(EXERCISE PROMPT): Print, please, the line that contains "Convert this document image to plain text." and each line after it to the end of the entries, unchanged and with nothing else.

▬▬▬

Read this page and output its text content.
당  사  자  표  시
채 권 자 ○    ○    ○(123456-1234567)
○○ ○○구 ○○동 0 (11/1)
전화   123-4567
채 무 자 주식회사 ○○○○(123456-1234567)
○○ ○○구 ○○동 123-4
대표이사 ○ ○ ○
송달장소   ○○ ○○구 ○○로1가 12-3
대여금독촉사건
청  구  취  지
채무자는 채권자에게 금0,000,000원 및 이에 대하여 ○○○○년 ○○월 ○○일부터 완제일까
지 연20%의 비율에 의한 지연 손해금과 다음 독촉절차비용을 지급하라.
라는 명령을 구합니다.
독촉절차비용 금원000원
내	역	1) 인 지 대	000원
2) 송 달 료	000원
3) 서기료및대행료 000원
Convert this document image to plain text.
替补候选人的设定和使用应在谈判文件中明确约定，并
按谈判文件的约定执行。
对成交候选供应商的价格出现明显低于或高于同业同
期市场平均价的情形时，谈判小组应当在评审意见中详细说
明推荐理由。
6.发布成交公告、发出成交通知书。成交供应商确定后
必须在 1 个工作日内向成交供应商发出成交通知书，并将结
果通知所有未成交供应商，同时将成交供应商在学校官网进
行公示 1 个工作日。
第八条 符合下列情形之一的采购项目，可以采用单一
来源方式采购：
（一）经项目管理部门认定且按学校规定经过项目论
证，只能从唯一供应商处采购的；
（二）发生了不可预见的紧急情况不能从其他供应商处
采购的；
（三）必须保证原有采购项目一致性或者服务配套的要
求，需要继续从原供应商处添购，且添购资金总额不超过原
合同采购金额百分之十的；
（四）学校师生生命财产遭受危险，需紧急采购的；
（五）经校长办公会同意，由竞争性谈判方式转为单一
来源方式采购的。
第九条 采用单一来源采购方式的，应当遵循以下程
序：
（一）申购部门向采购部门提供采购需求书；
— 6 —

▬▬▬

(EXPECTED ANSWER):
Convert this document image to plain text.
替补候选人的设定和使用应在谈判文件中明确约定，并
按谈判文件的约定执行。
对成交候选供应商的价格出现明显低于或高于同业同
期市场平均价的情形时，谈判小组应当在评审意见中详细说
明推荐理由。
6.发布成交公告、发出成交通知书。成交供应商确定后
必须在 1 个工作日内向成交供应商发出成交通知书，并将结
果通知所有未成交供应商，同时将成交供应商在学校官网进
行公示 1 个工作日。
第八条 符合下列情形之一的采购项目，可以采用单一
来源方式采购：
（一）经项目管理部门认定且按学校规定经过项目论
证，只能从唯一供应商处采购的；
（二）发生了不可预见的紧急情况不能从其他供应商处
采购的；
（三）必须保证原有采购项目一致性或者服务配套的要
求，需要继续从原供应商处添购，且添购资金总额不超过原
合同采购金额百分之十的；
（四）学校师生生命财产遭受危险，需紧急采购的；
（五）经校长办公会同意，由竞争性谈判方式转为单一
来源方式采购的。
第九条 采用单一来源采购方式的，应当遵循以下程
序：
（一）申购部门向采购部门提供采购需求书；
— 6 —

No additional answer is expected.